** start Information supplied **
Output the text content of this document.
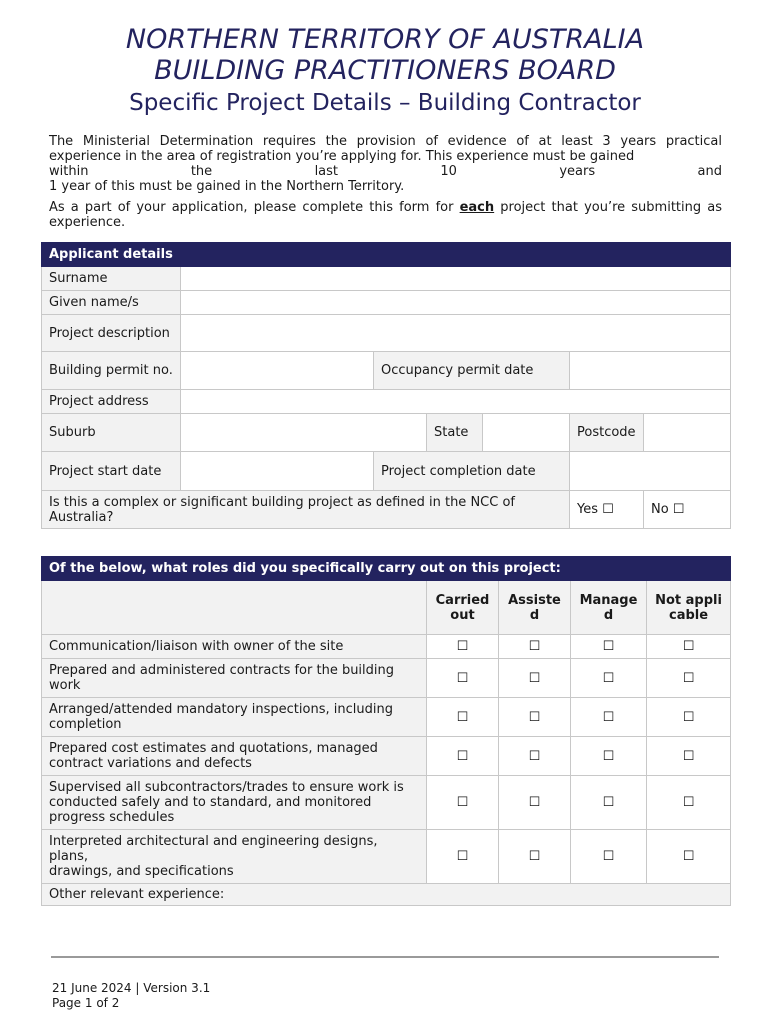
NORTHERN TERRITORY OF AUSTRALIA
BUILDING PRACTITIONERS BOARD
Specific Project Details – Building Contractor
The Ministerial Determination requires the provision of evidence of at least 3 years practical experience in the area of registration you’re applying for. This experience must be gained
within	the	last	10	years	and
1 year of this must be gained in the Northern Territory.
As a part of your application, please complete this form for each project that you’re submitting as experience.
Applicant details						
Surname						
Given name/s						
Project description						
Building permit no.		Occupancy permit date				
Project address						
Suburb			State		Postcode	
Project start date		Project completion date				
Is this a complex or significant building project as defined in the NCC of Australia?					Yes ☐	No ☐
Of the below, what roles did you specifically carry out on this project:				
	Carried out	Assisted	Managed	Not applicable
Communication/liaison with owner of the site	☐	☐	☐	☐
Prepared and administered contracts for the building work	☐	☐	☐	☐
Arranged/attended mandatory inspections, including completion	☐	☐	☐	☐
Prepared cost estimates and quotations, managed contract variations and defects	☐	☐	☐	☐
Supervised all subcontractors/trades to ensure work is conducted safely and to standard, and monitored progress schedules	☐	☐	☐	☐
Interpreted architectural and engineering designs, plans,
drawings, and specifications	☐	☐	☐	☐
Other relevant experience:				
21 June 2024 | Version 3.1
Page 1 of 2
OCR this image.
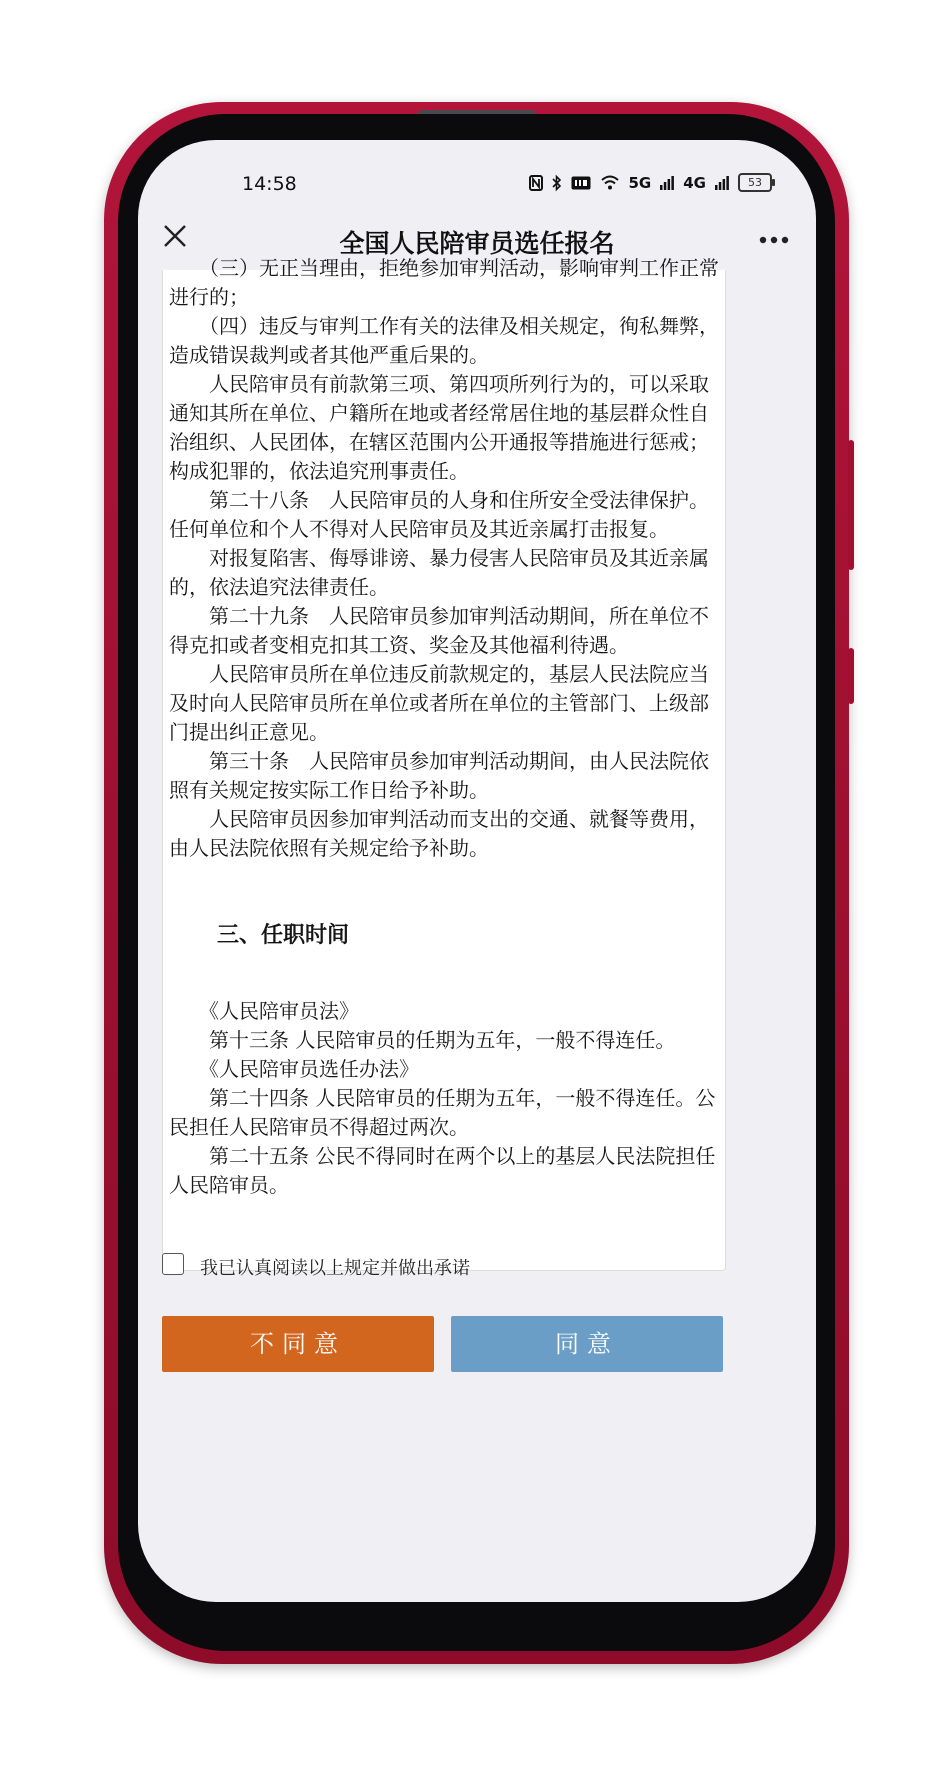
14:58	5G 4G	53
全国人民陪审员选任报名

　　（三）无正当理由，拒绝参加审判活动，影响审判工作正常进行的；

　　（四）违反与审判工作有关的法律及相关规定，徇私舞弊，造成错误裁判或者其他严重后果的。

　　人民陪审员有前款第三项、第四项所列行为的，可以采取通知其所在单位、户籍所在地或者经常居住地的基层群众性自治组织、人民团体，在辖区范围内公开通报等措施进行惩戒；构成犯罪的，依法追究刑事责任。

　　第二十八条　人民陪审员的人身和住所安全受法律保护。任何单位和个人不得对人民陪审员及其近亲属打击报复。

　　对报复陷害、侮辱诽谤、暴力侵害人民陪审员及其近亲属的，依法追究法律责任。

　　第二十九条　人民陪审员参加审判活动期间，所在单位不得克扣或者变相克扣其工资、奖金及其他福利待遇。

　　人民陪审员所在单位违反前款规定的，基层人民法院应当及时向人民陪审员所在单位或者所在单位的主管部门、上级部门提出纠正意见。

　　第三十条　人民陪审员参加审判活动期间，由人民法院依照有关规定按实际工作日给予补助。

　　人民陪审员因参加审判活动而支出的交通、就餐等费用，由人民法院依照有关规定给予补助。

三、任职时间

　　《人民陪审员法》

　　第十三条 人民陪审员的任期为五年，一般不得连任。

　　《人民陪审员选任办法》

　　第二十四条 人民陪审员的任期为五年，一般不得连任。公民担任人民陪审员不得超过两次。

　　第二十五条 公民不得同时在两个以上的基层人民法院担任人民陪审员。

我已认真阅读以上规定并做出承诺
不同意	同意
** end Information supplied **
* [Task to carry out]: Copy out every line where the word "years" occurs.

* [The completed task]:
The Ministerial Determination requires the provision of evidence of at least 3 years practical experience in the area of registration you’re applying for. This experience must be gained
within	the	last	10	years	and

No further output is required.